## Provided records
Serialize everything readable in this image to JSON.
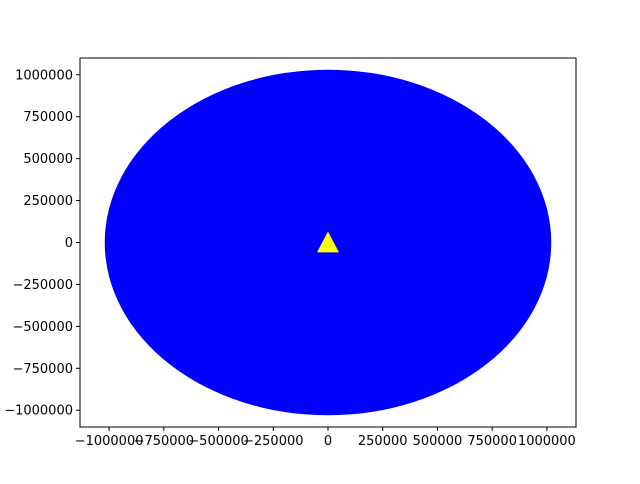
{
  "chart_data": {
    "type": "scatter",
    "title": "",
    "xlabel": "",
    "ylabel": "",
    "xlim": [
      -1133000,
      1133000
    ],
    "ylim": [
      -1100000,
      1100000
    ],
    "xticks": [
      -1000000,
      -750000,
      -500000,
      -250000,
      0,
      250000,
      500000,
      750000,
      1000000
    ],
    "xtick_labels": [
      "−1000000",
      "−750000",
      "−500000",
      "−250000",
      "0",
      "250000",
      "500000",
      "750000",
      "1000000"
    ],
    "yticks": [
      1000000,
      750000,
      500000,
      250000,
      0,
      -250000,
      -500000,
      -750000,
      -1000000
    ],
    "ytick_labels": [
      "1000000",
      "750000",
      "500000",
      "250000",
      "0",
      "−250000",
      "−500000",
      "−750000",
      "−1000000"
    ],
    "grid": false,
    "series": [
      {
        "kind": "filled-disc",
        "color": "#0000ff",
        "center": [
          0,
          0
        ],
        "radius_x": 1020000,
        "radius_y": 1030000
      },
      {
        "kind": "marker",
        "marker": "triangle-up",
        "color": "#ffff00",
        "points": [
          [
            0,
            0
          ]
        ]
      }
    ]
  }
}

## Exercise objective
Extract all the entries word for word; omit any pictures.

## Result
Serialize everything readable in this image to JSON.
{
  "chart_data": {
    "type": "scatter",
    "title": "",
    "xlabel": "",
    "ylabel": "",
    "xlim": [
      -1133000,
      1133000
    ],
    "ylim": [
      -1100000,
      1100000
    ],
    "xticks": [
      -1000000,
      -750000,
      -500000,
      -250000,
      0,
      250000,
      500000,
      750000,
      1000000
    ],
    "xtick_labels": [
      "−1000000",
      "−750000",
      "−500000",
      "−250000",
      "0",
      "250000",
      "500000",
      "750000",
      "1000000"
    ],
    "yticks": [
      1000000,
      750000,
      500000,
      250000,
      0,
      -250000,
      -500000,
      -750000,
      -1000000
    ],
    "ytick_labels": [
      "1000000",
      "750000",
      "500000",
      "250000",
      "0",
      "−250000",
      "−500000",
      "−750000",
      "−1000000"
    ],
    "grid": false,
    "series": [
      {
        "kind": "filled-disc",
        "color": "#0000ff",
        "center": [
          0,
          0
        ],
        "radius_x": 1020000,
        "radius_y": 1030000
      },
      {
        "kind": "marker",
        "marker": "triangle-up",
        "color": "#ffff00",
        "points": [
          [
            0,
            0
          ]
        ]
      }
    ]
  }
}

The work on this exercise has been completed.